Short exercise - Report every line in the listing that contains the string "Field".

Recorded data -
_ _ _ _

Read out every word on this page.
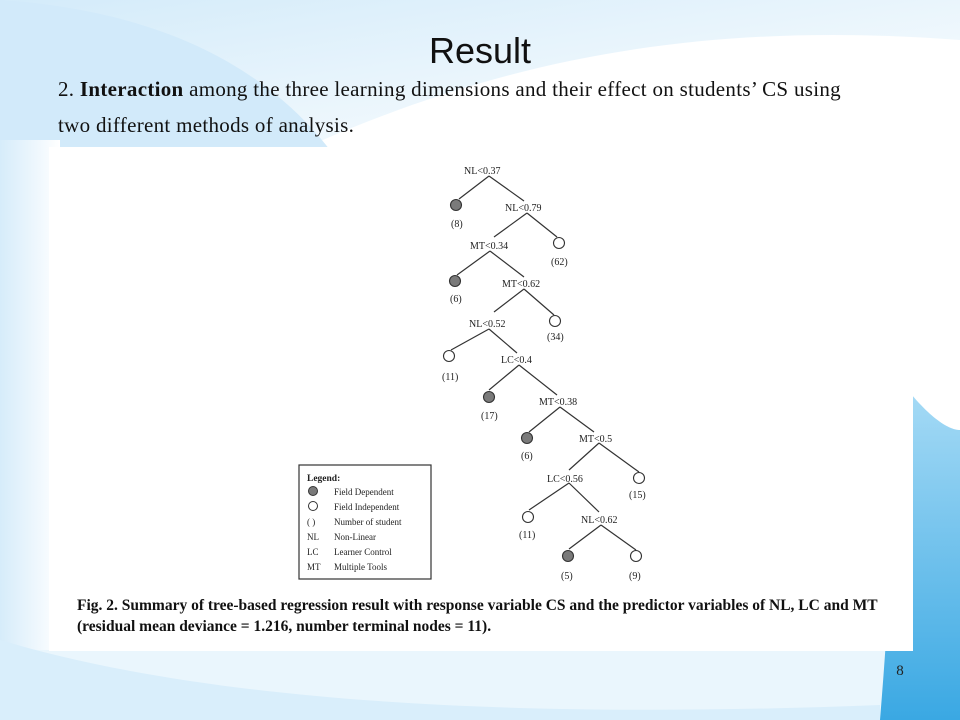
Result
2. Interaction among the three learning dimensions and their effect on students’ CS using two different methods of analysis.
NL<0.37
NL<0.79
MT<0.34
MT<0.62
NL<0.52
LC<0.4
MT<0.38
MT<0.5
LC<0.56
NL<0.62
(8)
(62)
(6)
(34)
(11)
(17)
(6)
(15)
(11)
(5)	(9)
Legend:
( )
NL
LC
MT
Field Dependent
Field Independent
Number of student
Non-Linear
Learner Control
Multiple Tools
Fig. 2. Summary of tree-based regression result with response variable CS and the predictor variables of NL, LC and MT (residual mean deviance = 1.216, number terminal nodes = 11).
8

_ _ _ _

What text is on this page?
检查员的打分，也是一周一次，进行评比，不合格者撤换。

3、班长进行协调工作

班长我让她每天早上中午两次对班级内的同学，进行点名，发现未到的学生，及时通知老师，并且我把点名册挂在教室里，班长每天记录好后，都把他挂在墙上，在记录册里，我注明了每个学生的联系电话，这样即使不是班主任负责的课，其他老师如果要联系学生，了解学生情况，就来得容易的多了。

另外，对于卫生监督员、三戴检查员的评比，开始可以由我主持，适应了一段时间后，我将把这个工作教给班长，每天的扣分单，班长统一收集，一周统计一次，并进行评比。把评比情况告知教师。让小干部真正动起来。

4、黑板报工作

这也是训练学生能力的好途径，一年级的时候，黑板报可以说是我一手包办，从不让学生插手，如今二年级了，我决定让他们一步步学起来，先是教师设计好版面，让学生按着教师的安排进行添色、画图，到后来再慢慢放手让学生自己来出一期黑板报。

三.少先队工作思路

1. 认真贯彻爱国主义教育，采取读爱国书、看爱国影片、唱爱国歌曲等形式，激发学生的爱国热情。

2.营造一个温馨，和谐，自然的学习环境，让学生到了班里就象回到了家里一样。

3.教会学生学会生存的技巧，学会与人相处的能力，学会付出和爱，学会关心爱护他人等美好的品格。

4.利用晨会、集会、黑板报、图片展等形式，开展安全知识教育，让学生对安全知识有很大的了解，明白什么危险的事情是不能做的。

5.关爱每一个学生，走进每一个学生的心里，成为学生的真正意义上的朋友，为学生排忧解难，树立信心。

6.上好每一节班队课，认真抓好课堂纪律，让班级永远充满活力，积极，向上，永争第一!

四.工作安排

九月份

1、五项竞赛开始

_ _ _ _

Reply -
Field Dependent
Field Independent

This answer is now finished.